## Work to do
Search the material for the word "costo" and copy each line that holds it.

## Data rows
►

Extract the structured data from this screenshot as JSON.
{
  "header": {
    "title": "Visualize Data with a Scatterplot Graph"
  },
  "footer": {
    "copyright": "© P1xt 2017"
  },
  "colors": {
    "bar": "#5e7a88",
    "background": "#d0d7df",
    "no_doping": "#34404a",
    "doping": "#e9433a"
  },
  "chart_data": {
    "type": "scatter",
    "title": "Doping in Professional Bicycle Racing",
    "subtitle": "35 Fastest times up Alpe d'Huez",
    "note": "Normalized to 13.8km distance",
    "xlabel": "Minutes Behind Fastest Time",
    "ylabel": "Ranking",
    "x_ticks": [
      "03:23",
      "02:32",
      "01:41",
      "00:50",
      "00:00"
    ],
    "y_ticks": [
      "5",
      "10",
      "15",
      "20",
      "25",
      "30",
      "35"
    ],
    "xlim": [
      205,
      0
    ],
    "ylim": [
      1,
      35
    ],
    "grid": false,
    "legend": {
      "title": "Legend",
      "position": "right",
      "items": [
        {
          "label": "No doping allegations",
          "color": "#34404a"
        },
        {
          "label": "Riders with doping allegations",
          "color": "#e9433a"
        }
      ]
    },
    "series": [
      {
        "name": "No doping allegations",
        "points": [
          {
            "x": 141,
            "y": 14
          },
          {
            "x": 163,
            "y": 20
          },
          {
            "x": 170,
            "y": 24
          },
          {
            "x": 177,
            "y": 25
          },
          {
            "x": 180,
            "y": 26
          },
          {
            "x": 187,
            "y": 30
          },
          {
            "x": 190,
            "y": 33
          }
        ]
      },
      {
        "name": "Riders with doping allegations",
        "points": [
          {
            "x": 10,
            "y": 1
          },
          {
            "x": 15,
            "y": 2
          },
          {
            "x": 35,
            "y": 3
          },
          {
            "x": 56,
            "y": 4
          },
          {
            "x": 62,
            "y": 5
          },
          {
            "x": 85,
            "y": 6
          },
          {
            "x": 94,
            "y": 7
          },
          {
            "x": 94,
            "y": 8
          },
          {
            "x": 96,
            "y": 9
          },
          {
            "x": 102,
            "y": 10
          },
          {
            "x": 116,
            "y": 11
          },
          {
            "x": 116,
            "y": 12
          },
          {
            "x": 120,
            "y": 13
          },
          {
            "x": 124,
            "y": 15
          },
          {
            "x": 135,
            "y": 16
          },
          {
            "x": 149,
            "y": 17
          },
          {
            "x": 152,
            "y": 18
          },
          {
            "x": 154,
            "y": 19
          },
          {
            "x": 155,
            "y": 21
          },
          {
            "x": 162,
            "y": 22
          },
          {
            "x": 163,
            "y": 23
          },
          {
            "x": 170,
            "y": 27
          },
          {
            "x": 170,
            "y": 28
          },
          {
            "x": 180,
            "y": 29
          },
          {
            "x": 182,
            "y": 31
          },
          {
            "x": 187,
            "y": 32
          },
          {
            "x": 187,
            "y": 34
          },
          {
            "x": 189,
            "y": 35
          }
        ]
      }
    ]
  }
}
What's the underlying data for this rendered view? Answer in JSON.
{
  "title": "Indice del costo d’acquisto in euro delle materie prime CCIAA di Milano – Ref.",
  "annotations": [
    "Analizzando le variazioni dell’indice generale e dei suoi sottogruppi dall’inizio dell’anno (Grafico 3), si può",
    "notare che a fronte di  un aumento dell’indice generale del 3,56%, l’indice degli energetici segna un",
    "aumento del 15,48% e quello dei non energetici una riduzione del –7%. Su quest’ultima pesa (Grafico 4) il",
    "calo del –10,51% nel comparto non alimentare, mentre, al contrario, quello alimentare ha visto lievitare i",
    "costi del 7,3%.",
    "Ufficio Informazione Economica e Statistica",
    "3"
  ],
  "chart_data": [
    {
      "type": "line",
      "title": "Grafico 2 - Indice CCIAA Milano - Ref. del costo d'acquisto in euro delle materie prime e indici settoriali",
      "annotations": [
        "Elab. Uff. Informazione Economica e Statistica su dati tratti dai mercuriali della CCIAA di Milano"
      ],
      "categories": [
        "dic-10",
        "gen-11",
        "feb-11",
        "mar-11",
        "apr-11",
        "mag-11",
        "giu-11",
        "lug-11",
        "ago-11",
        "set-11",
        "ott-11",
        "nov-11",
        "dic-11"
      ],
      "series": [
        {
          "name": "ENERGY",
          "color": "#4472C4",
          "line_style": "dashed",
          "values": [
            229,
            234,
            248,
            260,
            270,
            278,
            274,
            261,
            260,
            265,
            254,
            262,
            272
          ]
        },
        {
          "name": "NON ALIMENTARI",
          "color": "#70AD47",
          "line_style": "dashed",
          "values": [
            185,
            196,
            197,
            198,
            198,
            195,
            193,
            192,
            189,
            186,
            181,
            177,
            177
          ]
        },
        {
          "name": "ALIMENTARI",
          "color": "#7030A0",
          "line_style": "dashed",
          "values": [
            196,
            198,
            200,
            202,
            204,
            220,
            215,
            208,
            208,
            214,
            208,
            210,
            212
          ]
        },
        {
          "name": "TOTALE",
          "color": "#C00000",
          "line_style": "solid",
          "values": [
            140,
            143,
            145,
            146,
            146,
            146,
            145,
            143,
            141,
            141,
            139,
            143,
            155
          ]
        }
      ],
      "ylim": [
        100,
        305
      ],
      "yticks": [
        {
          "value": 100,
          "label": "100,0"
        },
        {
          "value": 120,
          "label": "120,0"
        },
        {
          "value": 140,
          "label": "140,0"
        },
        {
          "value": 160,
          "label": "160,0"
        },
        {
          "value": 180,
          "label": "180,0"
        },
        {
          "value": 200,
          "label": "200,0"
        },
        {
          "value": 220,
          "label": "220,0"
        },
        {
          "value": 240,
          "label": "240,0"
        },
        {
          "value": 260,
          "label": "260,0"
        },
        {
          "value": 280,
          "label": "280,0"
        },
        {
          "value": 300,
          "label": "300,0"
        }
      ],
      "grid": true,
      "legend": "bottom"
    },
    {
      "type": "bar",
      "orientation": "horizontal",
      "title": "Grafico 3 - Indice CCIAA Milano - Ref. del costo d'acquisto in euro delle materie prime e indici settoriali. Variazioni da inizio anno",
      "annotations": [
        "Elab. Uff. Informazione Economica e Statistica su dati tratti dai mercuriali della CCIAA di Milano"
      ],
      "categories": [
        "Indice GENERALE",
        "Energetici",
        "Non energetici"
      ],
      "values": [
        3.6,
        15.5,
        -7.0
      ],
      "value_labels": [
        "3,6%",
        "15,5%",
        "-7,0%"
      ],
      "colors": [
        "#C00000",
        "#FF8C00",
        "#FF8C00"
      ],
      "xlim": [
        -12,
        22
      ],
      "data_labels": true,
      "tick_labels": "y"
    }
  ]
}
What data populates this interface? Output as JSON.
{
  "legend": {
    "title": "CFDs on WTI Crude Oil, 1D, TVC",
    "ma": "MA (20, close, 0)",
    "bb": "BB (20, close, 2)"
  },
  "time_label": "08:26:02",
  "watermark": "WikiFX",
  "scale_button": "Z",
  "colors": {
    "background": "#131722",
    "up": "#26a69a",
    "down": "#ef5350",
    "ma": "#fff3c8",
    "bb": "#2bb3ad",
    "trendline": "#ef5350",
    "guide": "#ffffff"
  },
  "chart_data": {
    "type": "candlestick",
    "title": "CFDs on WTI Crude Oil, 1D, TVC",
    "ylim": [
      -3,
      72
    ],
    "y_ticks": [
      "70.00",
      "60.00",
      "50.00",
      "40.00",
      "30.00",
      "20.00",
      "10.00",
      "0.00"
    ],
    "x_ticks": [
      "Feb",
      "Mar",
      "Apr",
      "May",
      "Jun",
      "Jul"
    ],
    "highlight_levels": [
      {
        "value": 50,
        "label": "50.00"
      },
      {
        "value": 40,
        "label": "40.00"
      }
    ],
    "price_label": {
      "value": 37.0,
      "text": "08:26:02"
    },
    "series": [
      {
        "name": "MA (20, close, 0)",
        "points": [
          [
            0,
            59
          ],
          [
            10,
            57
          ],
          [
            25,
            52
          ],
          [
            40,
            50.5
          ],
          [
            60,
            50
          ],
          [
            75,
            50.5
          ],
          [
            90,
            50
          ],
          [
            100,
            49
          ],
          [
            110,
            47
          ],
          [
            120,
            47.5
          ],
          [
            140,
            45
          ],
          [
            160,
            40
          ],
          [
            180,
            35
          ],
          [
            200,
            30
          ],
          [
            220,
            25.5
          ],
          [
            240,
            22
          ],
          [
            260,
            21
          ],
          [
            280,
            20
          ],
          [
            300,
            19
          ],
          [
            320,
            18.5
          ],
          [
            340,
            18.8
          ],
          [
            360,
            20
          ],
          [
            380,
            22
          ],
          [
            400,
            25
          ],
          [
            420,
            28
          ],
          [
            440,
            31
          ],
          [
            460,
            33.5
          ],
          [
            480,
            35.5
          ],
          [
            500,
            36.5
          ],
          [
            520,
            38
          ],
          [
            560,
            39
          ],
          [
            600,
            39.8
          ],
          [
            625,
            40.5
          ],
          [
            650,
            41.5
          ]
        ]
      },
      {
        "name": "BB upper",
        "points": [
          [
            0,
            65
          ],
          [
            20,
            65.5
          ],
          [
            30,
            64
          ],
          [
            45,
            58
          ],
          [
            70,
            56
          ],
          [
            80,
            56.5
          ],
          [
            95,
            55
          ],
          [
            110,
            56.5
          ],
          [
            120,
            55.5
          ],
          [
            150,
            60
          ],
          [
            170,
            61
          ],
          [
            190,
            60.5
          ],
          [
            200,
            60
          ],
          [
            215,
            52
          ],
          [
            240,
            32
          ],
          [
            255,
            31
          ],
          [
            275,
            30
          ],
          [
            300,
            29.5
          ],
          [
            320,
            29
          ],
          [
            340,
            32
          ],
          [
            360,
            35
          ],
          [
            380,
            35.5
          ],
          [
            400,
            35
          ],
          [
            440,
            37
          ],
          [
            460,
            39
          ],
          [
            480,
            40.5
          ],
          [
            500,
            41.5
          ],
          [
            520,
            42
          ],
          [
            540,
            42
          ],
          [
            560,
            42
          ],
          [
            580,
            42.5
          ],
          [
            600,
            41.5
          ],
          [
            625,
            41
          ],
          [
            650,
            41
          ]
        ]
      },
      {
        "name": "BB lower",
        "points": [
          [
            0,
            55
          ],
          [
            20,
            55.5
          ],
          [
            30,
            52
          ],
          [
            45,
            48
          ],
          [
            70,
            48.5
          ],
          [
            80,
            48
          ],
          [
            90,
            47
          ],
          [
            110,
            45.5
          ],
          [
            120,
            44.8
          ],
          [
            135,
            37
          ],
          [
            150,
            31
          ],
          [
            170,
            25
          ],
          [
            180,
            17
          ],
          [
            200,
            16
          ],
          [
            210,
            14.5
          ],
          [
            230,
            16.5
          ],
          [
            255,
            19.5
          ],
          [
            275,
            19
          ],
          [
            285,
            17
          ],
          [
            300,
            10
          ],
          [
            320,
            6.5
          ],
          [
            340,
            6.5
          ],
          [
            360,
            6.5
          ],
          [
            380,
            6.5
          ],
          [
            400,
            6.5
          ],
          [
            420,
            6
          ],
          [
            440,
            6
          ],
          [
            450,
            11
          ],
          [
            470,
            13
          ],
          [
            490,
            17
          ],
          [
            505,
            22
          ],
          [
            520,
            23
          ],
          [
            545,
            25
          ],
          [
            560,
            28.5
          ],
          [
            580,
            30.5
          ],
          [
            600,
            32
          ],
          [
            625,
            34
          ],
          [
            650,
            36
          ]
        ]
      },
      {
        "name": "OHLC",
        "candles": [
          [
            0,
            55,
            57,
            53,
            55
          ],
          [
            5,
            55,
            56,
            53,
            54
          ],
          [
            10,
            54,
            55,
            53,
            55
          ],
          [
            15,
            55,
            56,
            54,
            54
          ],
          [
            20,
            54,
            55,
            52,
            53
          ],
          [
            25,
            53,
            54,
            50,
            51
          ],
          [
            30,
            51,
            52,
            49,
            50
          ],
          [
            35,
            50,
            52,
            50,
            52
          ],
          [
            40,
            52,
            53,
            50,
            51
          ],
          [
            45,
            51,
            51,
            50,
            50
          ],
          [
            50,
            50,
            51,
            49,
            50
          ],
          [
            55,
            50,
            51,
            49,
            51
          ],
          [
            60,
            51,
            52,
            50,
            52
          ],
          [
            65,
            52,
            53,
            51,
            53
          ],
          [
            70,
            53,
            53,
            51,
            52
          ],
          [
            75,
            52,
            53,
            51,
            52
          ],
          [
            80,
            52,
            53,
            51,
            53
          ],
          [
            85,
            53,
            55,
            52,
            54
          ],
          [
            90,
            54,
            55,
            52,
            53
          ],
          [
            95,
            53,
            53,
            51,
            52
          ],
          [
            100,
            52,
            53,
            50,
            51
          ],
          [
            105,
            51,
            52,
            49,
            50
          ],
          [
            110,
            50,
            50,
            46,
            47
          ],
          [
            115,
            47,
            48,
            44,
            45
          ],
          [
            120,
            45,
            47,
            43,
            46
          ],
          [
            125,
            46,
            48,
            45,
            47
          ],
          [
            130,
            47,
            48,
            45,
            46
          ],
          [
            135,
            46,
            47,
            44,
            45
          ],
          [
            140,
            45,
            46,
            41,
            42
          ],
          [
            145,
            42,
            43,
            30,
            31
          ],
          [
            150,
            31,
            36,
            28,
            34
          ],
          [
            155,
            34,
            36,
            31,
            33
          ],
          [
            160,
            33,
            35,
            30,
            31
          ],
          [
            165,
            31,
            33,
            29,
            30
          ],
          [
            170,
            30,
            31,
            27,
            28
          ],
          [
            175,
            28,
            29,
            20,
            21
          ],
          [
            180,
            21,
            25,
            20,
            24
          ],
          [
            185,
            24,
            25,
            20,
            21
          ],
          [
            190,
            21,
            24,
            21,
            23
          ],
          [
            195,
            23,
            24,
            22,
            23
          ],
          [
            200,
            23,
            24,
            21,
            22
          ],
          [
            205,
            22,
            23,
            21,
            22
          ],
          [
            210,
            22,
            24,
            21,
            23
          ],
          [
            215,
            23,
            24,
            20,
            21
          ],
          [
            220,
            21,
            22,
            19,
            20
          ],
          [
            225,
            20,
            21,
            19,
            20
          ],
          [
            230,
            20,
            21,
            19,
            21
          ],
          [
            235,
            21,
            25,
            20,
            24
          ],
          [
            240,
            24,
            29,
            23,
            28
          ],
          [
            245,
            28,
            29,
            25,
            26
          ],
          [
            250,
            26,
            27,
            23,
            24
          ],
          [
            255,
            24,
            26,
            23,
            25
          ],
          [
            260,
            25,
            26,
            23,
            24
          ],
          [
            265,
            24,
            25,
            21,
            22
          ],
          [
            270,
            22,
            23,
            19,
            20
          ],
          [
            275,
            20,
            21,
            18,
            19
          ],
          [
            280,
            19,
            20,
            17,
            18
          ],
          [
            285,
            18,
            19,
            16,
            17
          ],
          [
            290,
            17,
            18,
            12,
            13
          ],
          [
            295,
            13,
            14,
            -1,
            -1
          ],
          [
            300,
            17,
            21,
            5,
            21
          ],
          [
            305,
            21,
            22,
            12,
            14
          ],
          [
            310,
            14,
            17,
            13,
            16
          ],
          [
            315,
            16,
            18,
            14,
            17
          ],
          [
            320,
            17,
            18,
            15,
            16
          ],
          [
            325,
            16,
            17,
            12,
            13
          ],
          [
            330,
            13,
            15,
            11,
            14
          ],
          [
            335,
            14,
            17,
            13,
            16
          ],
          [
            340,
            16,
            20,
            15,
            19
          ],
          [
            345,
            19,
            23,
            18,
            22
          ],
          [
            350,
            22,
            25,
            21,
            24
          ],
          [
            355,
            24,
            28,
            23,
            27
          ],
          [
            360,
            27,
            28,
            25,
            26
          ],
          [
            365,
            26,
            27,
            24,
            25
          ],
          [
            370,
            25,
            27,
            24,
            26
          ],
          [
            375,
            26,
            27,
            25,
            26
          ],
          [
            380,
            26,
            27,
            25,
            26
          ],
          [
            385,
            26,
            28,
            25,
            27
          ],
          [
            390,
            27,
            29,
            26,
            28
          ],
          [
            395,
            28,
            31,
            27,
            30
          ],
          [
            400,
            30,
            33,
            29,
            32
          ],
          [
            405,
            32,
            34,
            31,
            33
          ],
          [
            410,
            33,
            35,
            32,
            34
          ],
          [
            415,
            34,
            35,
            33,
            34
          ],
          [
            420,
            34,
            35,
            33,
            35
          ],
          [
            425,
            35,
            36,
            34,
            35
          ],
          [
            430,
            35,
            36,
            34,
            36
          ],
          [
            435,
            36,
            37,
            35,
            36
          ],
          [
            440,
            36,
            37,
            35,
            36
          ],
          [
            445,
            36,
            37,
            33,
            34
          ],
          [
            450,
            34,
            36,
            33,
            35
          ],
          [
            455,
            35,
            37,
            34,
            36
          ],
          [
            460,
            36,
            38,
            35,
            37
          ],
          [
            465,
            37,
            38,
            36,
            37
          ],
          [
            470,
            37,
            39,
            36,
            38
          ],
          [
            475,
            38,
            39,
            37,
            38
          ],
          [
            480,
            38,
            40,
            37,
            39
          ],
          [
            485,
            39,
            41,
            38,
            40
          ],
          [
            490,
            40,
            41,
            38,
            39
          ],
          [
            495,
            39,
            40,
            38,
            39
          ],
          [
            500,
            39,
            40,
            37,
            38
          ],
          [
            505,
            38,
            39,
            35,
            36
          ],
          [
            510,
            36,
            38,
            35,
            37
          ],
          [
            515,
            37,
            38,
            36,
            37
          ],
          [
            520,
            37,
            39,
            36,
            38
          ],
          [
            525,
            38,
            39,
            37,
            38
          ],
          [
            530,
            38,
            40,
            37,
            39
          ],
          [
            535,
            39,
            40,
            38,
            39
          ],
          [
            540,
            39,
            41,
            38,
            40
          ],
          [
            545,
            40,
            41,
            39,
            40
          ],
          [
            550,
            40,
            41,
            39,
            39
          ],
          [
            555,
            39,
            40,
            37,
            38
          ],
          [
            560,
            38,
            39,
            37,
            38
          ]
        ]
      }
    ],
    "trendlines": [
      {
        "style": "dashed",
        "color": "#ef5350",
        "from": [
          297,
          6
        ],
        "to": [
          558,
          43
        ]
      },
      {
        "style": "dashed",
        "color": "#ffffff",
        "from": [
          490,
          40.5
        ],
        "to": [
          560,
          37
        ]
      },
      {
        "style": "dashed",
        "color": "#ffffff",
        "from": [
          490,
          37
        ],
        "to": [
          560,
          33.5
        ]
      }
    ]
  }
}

◄

## Solution
  "title": "Indice del costo d’acquisto in euro delle materie prime CCIAA di Milano – Ref.",
      "title": "Grafico 2 - Indice CCIAA Milano - Ref. del costo d'acquisto in euro delle materie prime e indici settoriali",
      "title": "Grafico 3 - Indice CCIAA Milano - Ref. del costo d'acquisto in euro delle materie prime e indici settoriali. Variazioni da inizio anno",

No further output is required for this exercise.